----- Exercise material -----
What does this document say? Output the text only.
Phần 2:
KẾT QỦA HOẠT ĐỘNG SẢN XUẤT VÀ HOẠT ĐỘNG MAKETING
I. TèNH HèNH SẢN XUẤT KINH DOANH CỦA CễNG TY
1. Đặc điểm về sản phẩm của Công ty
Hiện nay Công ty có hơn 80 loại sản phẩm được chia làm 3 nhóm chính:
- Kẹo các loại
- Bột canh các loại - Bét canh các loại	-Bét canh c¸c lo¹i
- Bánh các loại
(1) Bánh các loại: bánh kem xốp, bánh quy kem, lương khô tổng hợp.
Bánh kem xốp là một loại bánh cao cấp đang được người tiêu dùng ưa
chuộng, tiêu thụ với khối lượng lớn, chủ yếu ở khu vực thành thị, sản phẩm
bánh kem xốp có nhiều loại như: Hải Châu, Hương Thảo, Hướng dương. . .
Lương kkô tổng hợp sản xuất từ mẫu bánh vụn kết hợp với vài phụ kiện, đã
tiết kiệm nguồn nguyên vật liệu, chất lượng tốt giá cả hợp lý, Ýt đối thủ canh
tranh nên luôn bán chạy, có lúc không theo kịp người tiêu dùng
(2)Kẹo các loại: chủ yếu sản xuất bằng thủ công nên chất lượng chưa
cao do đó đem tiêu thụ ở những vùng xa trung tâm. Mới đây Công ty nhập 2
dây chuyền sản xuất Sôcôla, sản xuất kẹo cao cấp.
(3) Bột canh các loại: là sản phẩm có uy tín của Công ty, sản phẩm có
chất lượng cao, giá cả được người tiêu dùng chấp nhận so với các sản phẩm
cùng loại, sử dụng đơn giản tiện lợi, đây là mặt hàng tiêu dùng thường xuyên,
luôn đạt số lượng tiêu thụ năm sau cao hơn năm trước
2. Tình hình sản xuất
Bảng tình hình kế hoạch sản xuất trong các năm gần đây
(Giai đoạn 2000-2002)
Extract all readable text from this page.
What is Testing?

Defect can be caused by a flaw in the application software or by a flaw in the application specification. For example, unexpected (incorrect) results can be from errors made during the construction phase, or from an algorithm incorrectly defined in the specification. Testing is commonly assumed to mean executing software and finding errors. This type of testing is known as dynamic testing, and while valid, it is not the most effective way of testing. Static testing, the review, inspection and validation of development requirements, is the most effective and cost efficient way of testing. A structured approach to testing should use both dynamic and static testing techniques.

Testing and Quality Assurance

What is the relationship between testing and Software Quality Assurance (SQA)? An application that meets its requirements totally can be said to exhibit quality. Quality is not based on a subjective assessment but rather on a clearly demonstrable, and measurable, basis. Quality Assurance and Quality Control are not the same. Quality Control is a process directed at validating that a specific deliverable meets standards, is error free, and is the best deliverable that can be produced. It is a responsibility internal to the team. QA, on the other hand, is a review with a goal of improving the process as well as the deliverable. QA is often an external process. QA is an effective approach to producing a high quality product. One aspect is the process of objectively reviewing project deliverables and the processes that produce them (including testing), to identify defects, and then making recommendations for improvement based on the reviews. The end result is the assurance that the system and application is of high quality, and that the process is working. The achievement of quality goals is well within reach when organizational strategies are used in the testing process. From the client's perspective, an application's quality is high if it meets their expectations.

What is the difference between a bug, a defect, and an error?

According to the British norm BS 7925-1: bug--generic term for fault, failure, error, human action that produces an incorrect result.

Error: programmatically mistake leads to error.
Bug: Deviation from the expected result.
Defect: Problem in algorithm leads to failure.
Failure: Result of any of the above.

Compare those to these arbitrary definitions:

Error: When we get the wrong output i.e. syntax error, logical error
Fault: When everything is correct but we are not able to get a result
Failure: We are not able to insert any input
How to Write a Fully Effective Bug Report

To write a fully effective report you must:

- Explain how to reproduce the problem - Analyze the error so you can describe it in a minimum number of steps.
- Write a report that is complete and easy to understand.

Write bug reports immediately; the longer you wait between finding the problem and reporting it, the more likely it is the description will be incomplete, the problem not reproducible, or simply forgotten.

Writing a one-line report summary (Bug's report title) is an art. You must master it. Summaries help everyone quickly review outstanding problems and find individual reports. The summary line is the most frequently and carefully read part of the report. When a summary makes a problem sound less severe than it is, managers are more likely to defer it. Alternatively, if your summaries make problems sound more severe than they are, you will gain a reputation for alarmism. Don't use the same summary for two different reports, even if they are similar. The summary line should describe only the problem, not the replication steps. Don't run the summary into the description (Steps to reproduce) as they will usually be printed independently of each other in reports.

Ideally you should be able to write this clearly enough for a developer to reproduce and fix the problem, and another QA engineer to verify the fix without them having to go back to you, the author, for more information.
-----
=== Request ===
Give only the number of lines in the data that hold the string "leads".

=== Final answer ===
2